#### PROVIDED ENTRIES

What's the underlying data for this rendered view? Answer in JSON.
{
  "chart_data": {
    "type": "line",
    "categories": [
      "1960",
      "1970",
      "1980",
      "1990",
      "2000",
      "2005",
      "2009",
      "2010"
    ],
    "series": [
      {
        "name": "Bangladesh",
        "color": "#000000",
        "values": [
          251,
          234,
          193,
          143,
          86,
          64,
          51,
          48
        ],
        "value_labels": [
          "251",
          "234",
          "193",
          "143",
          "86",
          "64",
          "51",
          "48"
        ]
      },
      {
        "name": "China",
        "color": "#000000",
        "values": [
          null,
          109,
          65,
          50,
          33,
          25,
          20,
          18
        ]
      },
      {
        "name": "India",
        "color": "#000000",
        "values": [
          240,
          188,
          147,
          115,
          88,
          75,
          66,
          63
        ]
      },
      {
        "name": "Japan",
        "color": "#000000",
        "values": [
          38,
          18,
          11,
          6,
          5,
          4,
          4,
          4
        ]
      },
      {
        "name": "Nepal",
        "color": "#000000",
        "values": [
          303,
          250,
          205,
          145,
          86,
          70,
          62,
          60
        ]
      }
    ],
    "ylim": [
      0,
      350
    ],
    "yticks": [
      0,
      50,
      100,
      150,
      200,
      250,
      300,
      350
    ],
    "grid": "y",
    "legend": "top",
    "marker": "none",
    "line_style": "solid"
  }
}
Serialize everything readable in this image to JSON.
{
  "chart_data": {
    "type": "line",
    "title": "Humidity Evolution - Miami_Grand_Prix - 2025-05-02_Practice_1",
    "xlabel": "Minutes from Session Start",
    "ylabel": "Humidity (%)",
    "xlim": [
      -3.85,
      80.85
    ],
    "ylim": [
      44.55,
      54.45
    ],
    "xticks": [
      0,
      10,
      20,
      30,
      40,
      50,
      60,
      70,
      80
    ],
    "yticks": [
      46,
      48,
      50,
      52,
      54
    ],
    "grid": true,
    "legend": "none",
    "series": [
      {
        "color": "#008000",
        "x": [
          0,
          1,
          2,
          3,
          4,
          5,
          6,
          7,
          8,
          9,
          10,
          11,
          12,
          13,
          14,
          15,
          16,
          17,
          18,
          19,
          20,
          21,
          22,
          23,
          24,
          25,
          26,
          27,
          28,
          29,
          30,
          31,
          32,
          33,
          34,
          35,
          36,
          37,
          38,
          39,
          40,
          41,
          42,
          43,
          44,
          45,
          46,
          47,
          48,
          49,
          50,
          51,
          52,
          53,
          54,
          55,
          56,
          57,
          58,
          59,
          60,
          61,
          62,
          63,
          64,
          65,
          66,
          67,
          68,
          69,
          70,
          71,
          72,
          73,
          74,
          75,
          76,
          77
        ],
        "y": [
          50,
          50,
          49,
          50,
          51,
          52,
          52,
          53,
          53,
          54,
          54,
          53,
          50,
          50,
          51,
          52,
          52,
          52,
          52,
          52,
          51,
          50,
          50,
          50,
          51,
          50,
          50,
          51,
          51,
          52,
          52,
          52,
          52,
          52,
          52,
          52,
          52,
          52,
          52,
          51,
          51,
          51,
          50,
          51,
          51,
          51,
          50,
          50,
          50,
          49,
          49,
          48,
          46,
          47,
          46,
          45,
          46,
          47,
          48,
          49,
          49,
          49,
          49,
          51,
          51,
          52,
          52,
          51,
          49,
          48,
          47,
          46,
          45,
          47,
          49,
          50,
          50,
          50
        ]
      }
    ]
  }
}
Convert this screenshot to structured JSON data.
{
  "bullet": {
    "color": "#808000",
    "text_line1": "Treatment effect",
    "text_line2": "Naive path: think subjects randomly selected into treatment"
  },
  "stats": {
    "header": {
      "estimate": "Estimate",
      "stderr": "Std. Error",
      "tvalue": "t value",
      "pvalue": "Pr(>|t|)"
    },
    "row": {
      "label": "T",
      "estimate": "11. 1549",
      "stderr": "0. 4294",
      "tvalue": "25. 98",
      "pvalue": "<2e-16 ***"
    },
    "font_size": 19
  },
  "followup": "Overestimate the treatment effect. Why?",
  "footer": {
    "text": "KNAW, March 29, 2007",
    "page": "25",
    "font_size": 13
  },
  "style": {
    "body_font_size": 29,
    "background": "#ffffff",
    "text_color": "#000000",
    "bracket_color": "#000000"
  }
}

########

→ **EXERCISE PROMPT**:
Copy out all lines that carry the word "JSON".

→ **SOLUTION TO THIS TASK**:
What's the underlying data for this rendered view? Answer in JSON.
Serialize everything readable in this image to JSON.
Convert this screenshot to structured JSON data.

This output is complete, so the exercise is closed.